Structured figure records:
####################

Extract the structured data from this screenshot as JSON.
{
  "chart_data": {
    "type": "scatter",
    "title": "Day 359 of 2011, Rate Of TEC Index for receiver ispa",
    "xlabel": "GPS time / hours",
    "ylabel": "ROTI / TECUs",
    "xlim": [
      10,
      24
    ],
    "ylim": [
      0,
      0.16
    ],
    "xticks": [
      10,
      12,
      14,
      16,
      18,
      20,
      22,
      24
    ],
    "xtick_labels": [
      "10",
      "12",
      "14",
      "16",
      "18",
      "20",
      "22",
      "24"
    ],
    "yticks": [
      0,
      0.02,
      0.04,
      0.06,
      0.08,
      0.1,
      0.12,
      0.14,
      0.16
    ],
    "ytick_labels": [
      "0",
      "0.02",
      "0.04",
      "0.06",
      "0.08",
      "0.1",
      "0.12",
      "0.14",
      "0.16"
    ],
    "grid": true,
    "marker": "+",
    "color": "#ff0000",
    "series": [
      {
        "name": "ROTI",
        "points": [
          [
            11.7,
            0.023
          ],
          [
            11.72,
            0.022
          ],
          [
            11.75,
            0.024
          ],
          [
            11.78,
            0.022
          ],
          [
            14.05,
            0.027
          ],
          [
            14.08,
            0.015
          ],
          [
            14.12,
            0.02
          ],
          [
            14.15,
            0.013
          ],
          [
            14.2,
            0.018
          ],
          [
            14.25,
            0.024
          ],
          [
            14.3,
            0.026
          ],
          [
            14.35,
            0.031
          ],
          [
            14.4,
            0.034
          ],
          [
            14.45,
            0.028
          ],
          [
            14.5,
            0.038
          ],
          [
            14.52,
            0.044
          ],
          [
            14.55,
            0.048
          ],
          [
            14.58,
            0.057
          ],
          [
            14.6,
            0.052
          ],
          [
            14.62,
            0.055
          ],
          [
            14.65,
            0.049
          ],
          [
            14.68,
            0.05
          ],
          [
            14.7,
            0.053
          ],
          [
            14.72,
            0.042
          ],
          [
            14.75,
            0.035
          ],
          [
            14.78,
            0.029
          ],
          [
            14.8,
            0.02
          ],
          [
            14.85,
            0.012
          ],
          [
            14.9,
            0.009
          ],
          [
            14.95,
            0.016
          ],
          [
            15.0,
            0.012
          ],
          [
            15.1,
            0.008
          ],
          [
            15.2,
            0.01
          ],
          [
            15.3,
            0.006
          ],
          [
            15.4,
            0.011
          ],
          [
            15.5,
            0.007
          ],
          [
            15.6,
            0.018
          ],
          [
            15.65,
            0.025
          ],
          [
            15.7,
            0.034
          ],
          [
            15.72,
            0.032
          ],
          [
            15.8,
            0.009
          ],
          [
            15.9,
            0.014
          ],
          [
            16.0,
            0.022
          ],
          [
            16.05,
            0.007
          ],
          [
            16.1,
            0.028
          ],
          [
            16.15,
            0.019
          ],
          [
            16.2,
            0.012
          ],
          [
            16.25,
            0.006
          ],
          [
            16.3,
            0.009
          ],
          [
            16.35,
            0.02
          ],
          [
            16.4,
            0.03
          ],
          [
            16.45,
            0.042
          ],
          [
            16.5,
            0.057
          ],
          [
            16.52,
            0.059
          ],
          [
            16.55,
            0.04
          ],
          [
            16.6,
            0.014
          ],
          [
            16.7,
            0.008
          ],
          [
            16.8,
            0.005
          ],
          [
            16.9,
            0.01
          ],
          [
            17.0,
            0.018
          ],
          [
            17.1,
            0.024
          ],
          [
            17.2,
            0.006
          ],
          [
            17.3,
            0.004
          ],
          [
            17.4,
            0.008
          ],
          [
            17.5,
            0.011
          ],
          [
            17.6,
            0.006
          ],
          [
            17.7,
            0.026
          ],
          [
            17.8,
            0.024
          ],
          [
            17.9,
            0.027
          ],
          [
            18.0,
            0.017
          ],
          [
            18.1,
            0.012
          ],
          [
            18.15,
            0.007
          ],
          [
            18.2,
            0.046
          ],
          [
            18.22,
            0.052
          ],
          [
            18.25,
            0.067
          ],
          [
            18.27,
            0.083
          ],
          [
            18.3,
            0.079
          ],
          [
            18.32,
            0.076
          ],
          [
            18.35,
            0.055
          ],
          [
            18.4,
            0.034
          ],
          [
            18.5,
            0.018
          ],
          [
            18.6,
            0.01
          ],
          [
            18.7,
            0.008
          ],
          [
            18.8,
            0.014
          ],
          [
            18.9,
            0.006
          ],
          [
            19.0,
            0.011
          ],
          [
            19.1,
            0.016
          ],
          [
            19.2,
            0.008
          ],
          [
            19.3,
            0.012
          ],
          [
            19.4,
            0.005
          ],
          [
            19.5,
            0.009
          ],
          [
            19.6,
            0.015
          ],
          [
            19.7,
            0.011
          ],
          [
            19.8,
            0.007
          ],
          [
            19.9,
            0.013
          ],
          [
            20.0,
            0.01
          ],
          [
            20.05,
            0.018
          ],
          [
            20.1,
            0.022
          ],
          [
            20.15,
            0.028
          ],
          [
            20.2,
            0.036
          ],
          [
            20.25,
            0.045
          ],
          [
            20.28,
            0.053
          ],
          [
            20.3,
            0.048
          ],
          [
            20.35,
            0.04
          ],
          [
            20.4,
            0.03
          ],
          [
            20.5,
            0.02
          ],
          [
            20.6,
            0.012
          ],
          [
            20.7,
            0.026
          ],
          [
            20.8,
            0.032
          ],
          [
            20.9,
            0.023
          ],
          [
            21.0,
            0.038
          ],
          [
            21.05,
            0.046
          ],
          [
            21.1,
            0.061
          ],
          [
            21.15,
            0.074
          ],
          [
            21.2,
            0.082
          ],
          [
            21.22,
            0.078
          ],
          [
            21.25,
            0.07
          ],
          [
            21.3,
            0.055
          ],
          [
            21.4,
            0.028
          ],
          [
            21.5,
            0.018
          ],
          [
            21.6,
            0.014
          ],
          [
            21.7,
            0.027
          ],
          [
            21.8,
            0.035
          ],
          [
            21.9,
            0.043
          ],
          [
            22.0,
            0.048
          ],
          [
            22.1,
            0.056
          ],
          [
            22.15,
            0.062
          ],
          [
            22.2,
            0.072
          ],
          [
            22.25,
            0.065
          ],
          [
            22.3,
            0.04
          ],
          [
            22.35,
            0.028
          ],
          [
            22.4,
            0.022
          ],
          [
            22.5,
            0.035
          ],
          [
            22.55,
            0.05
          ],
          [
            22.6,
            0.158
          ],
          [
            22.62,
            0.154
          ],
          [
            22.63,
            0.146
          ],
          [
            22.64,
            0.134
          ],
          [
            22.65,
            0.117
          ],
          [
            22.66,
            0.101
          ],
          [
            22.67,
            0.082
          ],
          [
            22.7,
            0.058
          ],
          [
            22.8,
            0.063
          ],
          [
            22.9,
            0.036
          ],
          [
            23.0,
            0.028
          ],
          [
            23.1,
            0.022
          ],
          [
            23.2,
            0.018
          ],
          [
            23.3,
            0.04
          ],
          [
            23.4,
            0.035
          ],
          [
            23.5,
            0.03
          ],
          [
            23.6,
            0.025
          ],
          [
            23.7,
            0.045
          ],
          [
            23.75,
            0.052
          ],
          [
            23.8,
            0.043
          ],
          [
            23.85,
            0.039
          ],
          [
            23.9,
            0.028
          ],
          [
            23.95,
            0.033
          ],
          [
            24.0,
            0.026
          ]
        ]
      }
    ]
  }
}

####################

Exercise description -> Retype the material in full, character for character.

Response ->
Extract the structured data from this screenshot as JSON.
{
  "chart_data": {
    "type": "scatter",
    "title": "Day 359 of 2011, Rate Of TEC Index for receiver ispa",
    "xlabel": "GPS time / hours",
    "ylabel": "ROTI / TECUs",
    "xlim": [
      10,
      24
    ],
    "ylim": [
      0,
      0.16
    ],
    "xticks": [
      10,
      12,
      14,
      16,
      18,
      20,
      22,
      24
    ],
    "xtick_labels": [
      "10",
      "12",
      "14",
      "16",
      "18",
      "20",
      "22",
      "24"
    ],
    "yticks": [
      0,
      0.02,
      0.04,
      0.06,
      0.08,
      0.1,
      0.12,
      0.14,
      0.16
    ],
    "ytick_labels": [
      "0",
      "0.02",
      "0.04",
      "0.06",
      "0.08",
      "0.1",
      "0.12",
      "0.14",
      "0.16"
    ],
    "grid": true,
    "marker": "+",
    "color": "#ff0000",
    "series": [
      {
        "name": "ROTI",
        "points": [
          [
            11.7,
            0.023
          ],
          [
            11.72,
            0.022
          ],
          [
            11.75,
            0.024
          ],
          [
            11.78,
            0.022
          ],
          [
            14.05,
            0.027
          ],
          [
            14.08,
            0.015
          ],
          [
            14.12,
            0.02
          ],
          [
            14.15,
            0.013
          ],
          [
            14.2,
            0.018
          ],
          [
            14.25,
            0.024
          ],
          [
            14.3,
            0.026
          ],
          [
            14.35,
            0.031
          ],
          [
            14.4,
            0.034
          ],
          [
            14.45,
            0.028
          ],
          [
            14.5,
            0.038
          ],
          [
            14.52,
            0.044
          ],
          [
            14.55,
            0.048
          ],
          [
            14.58,
            0.057
          ],
          [
            14.6,
            0.052
          ],
          [
            14.62,
            0.055
          ],
          [
            14.65,
            0.049
          ],
          [
            14.68,
            0.05
          ],
          [
            14.7,
            0.053
          ],
          [
            14.72,
            0.042
          ],
          [
            14.75,
            0.035
          ],
          [
            14.78,
            0.029
          ],
          [
            14.8,
            0.02
          ],
          [
            14.85,
            0.012
          ],
          [
            14.9,
            0.009
          ],
          [
            14.95,
            0.016
          ],
          [
            15.0,
            0.012
          ],
          [
            15.1,
            0.008
          ],
          [
            15.2,
            0.01
          ],
          [
            15.3,
            0.006
          ],
          [
            15.4,
            0.011
          ],
          [
            15.5,
            0.007
          ],
          [
            15.6,
            0.018
          ],
          [
            15.65,
            0.025
          ],
          [
            15.7,
            0.034
          ],
          [
            15.72,
            0.032
          ],
          [
            15.8,
            0.009
          ],
          [
            15.9,
            0.014
          ],
          [
            16.0,
            0.022
          ],
          [
            16.05,
            0.007
          ],
          [
            16.1,
            0.028
          ],
          [
            16.15,
            0.019
          ],
          [
            16.2,
            0.012
          ],
          [
            16.25,
            0.006
          ],
          [
            16.3,
            0.009
          ],
          [
            16.35,
            0.02
          ],
          [
            16.4,
            0.03
          ],
          [
            16.45,
            0.042
          ],
          [
            16.5,
            0.057
          ],
          [
            16.52,
            0.059
          ],
          [
            16.55,
            0.04
          ],
          [
            16.6,
            0.014
          ],
          [
            16.7,
            0.008
          ],
          [
            16.8,
            0.005
          ],
          [
            16.9,
            0.01
          ],
          [
            17.0,
            0.018
          ],
          [
            17.1,
            0.024
          ],
          [
            17.2,
            0.006
          ],
          [
            17.3,
            0.004
          ],
          [
            17.4,
            0.008
          ],
          [
            17.5,
            0.011
          ],
          [
            17.6,
            0.006
          ],
          [
            17.7,
            0.026
          ],
          [
            17.8,
            0.024
          ],
          [
            17.9,
            0.027
          ],
          [
            18.0,
            0.017
          ],
          [
            18.1,
            0.012
          ],
          [
            18.15,
            0.007
          ],
          [
            18.2,
            0.046
          ],
          [
            18.22,
            0.052
          ],
          [
            18.25,
            0.067
          ],
          [
            18.27,
            0.083
          ],
          [
            18.3,
            0.079
          ],
          [
            18.32,
            0.076
          ],
          [
            18.35,
            0.055
          ],
          [
            18.4,
            0.034
          ],
          [
            18.5,
            0.018
          ],
          [
            18.6,
            0.01
          ],
          [
            18.7,
            0.008
          ],
          [
            18.8,
            0.014
          ],
          [
            18.9,
            0.006
          ],
          [
            19.0,
            0.011
          ],
          [
            19.1,
            0.016
          ],
          [
            19.2,
            0.008
          ],
          [
            19.3,
            0.012
          ],
          [
            19.4,
            0.005
          ],
          [
            19.5,
            0.009
          ],
          [
            19.6,
            0.015
          ],
          [
            19.7,
            0.011
          ],
          [
            19.8,
            0.007
          ],
          [
            19.9,
            0.013
          ],
          [
            20.0,
            0.01
          ],
          [
            20.05,
            0.018
          ],
          [
            20.1,
            0.022
          ],
          [
            20.15,
            0.028
          ],
          [
            20.2,
            0.036
          ],
          [
            20.25,
            0.045
          ],
          [
            20.28,
            0.053
          ],
          [
            20.3,
            0.048
          ],
          [
            20.35,
            0.04
          ],
          [
            20.4,
            0.03
          ],
          [
            20.5,
            0.02
          ],
          [
            20.6,
            0.012
          ],
          [
            20.7,
            0.026
          ],
          [
            20.8,
            0.032
          ],
          [
            20.9,
            0.023
          ],
          [
            21.0,
            0.038
          ],
          [
            21.05,
            0.046
          ],
          [
            21.1,
            0.061
          ],
          [
            21.15,
            0.074
          ],
          [
            21.2,
            0.082
          ],
          [
            21.22,
            0.078
          ],
          [
            21.25,
            0.07
          ],
          [
            21.3,
            0.055
          ],
          [
            21.4,
            0.028
          ],
          [
            21.5,
            0.018
          ],
          [
            21.6,
            0.014
          ],
          [
            21.7,
            0.027
          ],
          [
            21.8,
            0.035
          ],
          [
            21.9,
            0.043
          ],
          [
            22.0,
            0.048
          ],
          [
            22.1,
            0.056
          ],
          [
            22.15,
            0.062
          ],
          [
            22.2,
            0.072
          ],
          [
            22.25,
            0.065
          ],
          [
            22.3,
            0.04
          ],
          [
            22.35,
            0.028
          ],
          [
            22.4,
            0.022
          ],
          [
            22.5,
            0.035
          ],
          [
            22.55,
            0.05
          ],
          [
            22.6,
            0.158
          ],
          [
            22.62,
            0.154
          ],
          [
            22.63,
            0.146
          ],
          [
            22.64,
            0.134
          ],
          [
            22.65,
            0.117
          ],
          [
            22.66,
            0.101
          ],
          [
            22.67,
            0.082
          ],
          [
            22.7,
            0.058
          ],
          [
            22.8,
            0.063
          ],
          [
            22.9,
            0.036
          ],
          [
            23.0,
            0.028
          ],
          [
            23.1,
            0.022
          ],
          [
            23.2,
            0.018
          ],
          [
            23.3,
            0.04
          ],
          [
            23.4,
            0.035
          ],
          [
            23.5,
            0.03
          ],
          [
            23.6,
            0.025
          ],
          [
            23.7,
            0.045
          ],
          [
            23.75,
            0.052
          ],
          [
            23.8,
            0.043
          ],
          [
            23.85,
            0.039
          ],
          [
            23.9,
            0.028
          ],
          [
            23.95,
            0.033
          ],
          [
            24.0,
            0.026
          ]
        ]
      }
    ]
  }
}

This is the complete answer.